— start of ENTRIES SHOWN —
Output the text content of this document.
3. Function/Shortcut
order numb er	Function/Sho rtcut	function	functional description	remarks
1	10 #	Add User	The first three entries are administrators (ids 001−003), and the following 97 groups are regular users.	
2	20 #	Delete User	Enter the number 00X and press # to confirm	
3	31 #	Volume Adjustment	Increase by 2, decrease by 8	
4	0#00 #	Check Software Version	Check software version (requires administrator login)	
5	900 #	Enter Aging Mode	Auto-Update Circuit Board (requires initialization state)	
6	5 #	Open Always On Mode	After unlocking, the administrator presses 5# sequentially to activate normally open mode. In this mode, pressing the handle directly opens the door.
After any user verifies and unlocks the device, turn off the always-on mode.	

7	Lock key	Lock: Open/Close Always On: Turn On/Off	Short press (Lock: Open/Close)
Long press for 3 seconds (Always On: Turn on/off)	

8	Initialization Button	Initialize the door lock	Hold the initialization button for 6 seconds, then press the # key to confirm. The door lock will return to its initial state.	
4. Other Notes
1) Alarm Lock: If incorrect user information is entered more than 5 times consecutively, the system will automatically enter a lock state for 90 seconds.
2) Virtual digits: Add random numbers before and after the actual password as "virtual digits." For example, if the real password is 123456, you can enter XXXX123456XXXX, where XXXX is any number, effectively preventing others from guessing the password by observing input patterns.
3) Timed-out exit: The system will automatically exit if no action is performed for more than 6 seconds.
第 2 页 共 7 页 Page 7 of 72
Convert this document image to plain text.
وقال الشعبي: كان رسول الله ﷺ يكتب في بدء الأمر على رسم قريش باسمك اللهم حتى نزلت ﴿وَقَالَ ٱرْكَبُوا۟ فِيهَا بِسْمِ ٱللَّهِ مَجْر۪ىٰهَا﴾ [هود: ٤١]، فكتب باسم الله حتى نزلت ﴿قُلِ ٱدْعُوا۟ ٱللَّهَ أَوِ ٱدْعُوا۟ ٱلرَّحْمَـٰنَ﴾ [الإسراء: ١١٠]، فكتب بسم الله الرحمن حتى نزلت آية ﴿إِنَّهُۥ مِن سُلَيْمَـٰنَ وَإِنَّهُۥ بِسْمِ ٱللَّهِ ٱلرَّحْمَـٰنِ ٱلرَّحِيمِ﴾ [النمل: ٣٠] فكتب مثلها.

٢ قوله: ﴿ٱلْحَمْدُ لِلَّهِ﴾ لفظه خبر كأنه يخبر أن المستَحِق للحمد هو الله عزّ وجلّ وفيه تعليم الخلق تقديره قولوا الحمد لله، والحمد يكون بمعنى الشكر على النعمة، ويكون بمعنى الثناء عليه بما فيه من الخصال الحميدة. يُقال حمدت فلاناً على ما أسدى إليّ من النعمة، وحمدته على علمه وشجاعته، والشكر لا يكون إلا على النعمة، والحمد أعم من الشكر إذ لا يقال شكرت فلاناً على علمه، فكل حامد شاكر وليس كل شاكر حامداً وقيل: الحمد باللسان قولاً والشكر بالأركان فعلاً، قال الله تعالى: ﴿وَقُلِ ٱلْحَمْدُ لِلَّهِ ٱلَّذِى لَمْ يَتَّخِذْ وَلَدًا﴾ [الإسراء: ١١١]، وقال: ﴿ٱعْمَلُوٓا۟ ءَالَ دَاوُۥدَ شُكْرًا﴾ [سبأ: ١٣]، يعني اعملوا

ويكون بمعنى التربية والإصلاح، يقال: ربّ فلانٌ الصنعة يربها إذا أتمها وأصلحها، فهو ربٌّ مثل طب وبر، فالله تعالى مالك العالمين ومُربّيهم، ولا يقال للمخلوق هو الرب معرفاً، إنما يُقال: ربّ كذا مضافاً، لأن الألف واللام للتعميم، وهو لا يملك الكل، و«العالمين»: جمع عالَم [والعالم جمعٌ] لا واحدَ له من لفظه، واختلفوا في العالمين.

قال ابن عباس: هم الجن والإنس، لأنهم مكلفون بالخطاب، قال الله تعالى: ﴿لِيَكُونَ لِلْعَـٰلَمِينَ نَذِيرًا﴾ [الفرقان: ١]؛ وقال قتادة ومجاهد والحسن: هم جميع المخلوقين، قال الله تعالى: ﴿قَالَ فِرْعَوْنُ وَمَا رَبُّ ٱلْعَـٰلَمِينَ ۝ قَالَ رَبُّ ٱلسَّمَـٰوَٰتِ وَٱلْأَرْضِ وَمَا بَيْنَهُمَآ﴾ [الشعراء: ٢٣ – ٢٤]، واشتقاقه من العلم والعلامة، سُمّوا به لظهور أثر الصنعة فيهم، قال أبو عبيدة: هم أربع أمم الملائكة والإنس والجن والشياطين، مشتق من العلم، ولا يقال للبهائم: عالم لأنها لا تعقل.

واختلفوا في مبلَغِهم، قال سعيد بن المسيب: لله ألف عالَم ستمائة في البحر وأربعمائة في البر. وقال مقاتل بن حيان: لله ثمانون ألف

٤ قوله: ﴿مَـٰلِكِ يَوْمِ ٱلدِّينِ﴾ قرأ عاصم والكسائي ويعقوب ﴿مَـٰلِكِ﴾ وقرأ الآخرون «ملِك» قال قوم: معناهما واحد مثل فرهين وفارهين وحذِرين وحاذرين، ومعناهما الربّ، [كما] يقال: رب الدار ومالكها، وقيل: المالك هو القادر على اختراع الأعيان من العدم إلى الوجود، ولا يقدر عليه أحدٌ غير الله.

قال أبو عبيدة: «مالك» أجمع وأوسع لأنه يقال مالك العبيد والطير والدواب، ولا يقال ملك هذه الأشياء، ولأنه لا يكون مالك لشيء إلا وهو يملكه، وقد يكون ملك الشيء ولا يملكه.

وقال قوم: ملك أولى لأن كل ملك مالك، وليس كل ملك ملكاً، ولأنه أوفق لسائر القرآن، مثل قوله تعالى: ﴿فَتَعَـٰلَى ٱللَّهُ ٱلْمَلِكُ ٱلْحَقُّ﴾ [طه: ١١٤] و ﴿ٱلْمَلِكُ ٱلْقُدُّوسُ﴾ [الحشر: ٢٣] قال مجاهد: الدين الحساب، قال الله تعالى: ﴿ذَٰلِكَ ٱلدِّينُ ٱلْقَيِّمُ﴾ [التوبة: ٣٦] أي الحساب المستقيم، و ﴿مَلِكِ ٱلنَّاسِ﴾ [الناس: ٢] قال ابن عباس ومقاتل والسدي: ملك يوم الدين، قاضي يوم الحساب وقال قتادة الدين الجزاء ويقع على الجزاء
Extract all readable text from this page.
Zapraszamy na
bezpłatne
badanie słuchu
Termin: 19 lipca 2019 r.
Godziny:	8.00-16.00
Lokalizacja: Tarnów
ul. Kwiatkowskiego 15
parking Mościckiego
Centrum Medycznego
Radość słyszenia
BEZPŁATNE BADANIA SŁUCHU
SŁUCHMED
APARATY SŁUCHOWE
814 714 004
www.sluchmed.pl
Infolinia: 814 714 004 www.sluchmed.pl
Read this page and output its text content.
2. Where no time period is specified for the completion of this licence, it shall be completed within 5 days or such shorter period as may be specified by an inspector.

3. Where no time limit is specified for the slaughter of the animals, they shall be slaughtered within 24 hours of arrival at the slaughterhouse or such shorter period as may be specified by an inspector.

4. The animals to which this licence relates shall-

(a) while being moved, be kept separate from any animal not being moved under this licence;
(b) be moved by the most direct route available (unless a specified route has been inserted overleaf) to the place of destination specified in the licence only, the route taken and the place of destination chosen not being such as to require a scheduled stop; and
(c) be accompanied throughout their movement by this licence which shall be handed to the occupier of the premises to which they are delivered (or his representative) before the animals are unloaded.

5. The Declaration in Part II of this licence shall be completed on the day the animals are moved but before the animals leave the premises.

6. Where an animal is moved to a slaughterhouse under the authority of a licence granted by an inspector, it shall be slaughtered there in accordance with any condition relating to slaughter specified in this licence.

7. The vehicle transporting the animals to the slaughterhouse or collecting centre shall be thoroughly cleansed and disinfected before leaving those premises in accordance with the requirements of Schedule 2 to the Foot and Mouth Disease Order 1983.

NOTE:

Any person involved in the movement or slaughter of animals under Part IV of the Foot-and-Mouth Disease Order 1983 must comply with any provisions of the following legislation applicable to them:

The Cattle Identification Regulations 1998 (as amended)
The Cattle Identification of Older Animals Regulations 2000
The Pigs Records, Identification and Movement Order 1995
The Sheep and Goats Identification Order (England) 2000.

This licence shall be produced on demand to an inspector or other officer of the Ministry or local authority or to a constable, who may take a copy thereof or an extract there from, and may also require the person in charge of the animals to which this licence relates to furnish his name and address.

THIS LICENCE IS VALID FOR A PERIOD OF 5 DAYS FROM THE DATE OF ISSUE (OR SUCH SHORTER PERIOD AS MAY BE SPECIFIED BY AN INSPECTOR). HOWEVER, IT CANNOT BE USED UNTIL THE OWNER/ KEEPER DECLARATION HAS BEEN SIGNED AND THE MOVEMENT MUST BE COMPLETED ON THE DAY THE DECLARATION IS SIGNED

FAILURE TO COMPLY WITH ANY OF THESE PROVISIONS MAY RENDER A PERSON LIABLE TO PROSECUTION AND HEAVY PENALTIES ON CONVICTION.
— end of ENTRIES SHOWN —
_TASK TO CARRY OUT_
Pull every line containing the word "initialization" out of the entries above.

_TASK RESPONSE_
5	900 #	Enter Aging Mode	Auto-Update Circuit Board (requires initialization state)	
8	Initialization Button	Initialize the door lock	Hold the initialization button for 6 seconds, then press the # key to confirm. The door lock will return to its initial state.	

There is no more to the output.